— begin —
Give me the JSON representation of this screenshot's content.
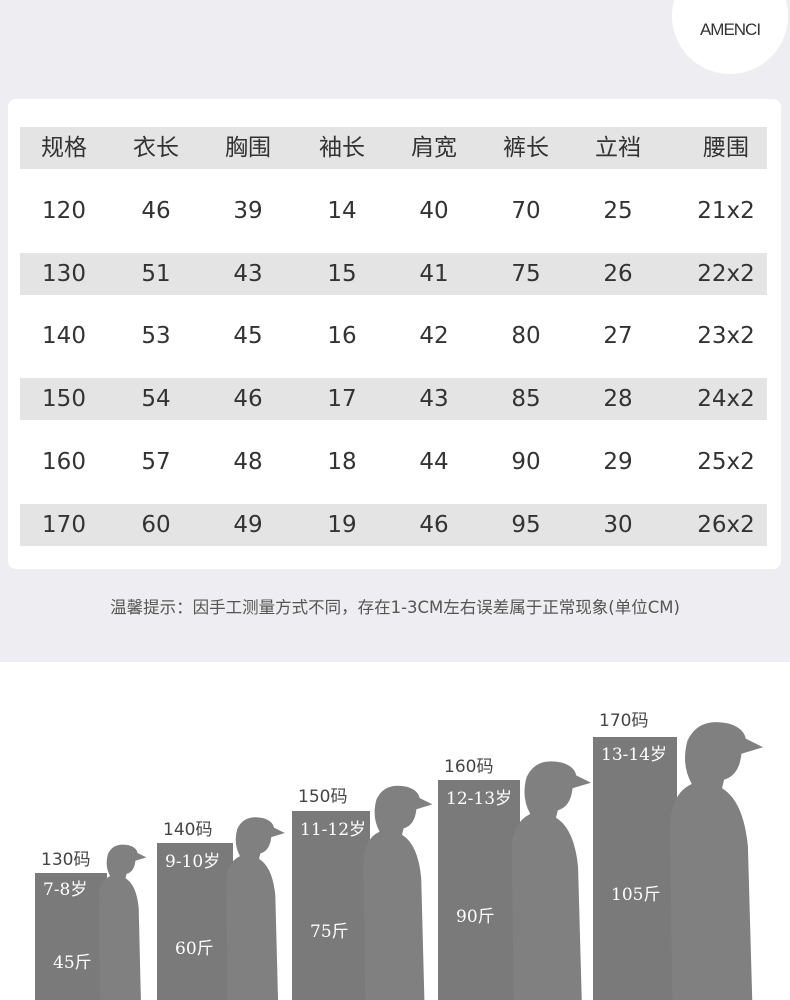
{
  "brand": {
    "logo_text": "AMENCI"
  },
  "colors": {
    "page_bg": "#eeedf1",
    "row_shade": "#e4e4e4",
    "figure_gray": "#7a7a7a",
    "silhouette": "#808080"
  },
  "size_table": {
    "headers": [
      "规格",
      "衣长",
      "胸围",
      "袖长",
      "肩宽",
      "裤长",
      "立裆",
      "腰围"
    ],
    "rows": [
      [
        "120",
        "46",
        "39",
        "14",
        "40",
        "70",
        "25",
        "21x2"
      ],
      [
        "130",
        "51",
        "43",
        "15",
        "41",
        "75",
        "26",
        "22x2"
      ],
      [
        "140",
        "53",
        "45",
        "16",
        "42",
        "80",
        "27",
        "23x2"
      ],
      [
        "150",
        "54",
        "46",
        "17",
        "43",
        "85",
        "28",
        "24x2"
      ],
      [
        "160",
        "57",
        "48",
        "18",
        "44",
        "90",
        "29",
        "25x2"
      ],
      [
        "170",
        "60",
        "49",
        "19",
        "46",
        "95",
        "30",
        "26x2"
      ]
    ]
  },
  "notice": "温馨提示：因手工测量方式不同，存在1-3CM左右误差属于正常现象(单位CM)",
  "growth_chart": {
    "items": [
      {
        "size": "130码",
        "age": "7-8岁",
        "weight": "45斤"
      },
      {
        "size": "140码",
        "age": "9-10岁",
        "weight": "60斤"
      },
      {
        "size": "150码",
        "age": "11-12岁",
        "weight": "75斤"
      },
      {
        "size": "160码",
        "age": "12-13岁",
        "weight": "90斤"
      },
      {
        "size": "170码",
        "age": "13-14岁",
        "weight": "105斤"
      }
    ]
  }
}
— end —
## Prompt
Reproduce every entry exactly, but omit each picture.

## Complete response
Give me the JSON representation of this screenshot's content.
{
  "brand": {
    "logo_text": "AMENCI"
  },
  "colors": {
    "page_bg": "#eeedf1",
    "row_shade": "#e4e4e4",
    "figure_gray": "#7a7a7a",
    "silhouette": "#808080"
  },
  "size_table": {
    "headers": [
      "规格",
      "衣长",
      "胸围",
      "袖长",
      "肩宽",
      "裤长",
      "立裆",
      "腰围"
    ],
    "rows": [
      [
        "120",
        "46",
        "39",
        "14",
        "40",
        "70",
        "25",
        "21x2"
      ],
      [
        "130",
        "51",
        "43",
        "15",
        "41",
        "75",
        "26",
        "22x2"
      ],
      [
        "140",
        "53",
        "45",
        "16",
        "42",
        "80",
        "27",
        "23x2"
      ],
      [
        "150",
        "54",
        "46",
        "17",
        "43",
        "85",
        "28",
        "24x2"
      ],
      [
        "160",
        "57",
        "48",
        "18",
        "44",
        "90",
        "29",
        "25x2"
      ],
      [
        "170",
        "60",
        "49",
        "19",
        "46",
        "95",
        "30",
        "26x2"
      ]
    ]
  },
  "notice": "温馨提示：因手工测量方式不同，存在1-3CM左右误差属于正常现象(单位CM)",
  "growth_chart": {
    "items": [
      {
        "size": "130码",
        "age": "7-8岁",
        "weight": "45斤"
      },
      {
        "size": "140码",
        "age": "9-10岁",
        "weight": "60斤"
      },
      {
        "size": "150码",
        "age": "11-12岁",
        "weight": "75斤"
      },
      {
        "size": "160码",
        "age": "12-13岁",
        "weight": "90斤"
      },
      {
        "size": "170码",
        "age": "13-14岁",
        "weight": "105斤"
      }
    ]
  }
}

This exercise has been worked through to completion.